**** Information provided ****

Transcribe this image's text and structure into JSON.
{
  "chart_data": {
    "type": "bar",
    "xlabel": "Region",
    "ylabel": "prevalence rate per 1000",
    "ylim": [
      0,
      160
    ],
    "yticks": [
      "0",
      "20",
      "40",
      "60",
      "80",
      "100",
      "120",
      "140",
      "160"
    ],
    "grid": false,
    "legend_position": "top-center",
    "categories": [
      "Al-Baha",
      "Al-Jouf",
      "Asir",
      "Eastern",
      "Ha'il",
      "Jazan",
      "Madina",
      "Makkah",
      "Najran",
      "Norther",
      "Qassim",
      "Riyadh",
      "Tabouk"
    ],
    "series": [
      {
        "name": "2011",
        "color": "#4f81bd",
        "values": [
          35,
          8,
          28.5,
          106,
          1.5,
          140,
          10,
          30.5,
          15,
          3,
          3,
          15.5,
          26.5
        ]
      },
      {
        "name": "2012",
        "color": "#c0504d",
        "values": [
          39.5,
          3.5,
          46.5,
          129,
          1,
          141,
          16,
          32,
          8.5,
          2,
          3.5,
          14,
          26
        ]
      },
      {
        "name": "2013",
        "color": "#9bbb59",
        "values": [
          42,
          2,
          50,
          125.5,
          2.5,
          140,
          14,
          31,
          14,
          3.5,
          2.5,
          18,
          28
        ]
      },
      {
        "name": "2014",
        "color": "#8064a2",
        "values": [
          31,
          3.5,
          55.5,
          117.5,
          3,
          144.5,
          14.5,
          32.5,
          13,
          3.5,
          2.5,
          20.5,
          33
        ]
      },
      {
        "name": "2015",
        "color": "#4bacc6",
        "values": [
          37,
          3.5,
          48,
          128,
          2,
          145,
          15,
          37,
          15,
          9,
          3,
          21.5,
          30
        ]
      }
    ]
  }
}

****
**** Information provided ****

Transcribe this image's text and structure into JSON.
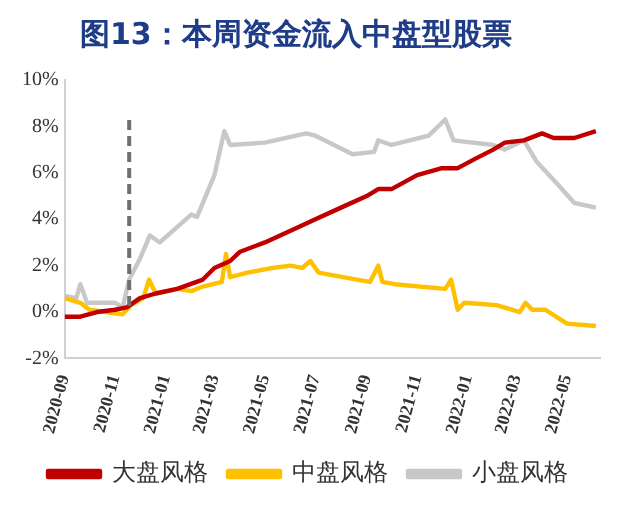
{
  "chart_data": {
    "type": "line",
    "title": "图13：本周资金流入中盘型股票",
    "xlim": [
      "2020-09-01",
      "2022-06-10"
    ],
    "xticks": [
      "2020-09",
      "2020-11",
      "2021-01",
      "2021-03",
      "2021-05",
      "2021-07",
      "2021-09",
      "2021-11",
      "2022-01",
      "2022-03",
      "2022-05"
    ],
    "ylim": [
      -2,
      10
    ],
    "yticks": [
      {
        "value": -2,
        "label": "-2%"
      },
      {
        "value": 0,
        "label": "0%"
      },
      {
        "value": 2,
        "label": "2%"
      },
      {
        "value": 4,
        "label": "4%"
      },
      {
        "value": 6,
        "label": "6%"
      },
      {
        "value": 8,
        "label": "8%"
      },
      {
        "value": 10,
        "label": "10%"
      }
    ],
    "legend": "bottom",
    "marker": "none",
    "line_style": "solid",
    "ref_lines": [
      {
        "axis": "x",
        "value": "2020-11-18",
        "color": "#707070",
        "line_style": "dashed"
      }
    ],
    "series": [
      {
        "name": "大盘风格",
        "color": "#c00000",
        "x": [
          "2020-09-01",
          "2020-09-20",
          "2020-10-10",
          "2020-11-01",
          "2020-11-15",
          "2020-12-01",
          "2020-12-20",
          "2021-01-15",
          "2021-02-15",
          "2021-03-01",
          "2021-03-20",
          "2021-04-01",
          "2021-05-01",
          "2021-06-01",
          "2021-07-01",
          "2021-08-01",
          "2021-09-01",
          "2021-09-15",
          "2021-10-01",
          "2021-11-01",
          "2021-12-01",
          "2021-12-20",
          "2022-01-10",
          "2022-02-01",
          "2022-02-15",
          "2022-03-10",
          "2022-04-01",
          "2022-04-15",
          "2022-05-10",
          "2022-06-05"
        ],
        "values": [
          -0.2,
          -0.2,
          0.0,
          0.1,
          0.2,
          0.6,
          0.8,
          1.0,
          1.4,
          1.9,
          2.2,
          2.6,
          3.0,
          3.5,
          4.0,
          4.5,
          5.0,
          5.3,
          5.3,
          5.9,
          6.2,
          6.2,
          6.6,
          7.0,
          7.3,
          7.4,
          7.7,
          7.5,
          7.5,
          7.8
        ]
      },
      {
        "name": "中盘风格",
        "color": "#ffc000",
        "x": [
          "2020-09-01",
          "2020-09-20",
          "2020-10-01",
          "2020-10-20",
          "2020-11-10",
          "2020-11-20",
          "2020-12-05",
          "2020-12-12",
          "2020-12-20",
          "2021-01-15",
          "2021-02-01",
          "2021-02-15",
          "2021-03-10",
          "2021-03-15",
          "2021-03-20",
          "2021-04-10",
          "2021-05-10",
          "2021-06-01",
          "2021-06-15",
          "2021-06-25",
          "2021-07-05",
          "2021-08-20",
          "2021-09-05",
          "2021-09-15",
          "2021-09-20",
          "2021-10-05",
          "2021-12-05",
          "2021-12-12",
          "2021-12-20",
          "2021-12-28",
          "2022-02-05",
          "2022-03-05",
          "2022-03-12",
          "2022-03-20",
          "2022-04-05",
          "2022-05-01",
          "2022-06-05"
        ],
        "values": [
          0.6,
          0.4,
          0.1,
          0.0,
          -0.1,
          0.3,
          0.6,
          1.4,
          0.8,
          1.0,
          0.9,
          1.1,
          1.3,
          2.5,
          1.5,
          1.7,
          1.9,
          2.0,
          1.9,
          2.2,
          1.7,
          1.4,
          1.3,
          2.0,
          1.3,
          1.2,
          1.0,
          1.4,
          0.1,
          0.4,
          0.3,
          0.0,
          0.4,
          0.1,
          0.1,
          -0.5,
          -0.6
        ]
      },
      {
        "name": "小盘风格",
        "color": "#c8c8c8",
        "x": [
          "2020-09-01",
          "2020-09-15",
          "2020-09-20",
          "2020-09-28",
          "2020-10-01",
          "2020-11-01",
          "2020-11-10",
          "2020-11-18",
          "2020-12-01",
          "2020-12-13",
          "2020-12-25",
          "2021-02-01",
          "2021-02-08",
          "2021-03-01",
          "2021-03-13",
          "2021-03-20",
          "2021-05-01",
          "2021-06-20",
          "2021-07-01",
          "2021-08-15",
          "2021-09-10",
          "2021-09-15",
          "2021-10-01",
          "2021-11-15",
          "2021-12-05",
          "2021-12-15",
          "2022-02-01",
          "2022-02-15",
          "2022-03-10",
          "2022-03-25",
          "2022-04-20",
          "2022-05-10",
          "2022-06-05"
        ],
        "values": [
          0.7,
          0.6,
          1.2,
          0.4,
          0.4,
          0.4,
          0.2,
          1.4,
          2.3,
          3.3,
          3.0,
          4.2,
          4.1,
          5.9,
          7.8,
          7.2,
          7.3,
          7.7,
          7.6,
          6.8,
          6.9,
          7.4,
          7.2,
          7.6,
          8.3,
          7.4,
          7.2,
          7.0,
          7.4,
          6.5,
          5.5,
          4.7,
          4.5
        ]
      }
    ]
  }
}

****

**Exercise requirements**. Reply with one number only: how many lines of the listing hold "color"?

**The solution**. 9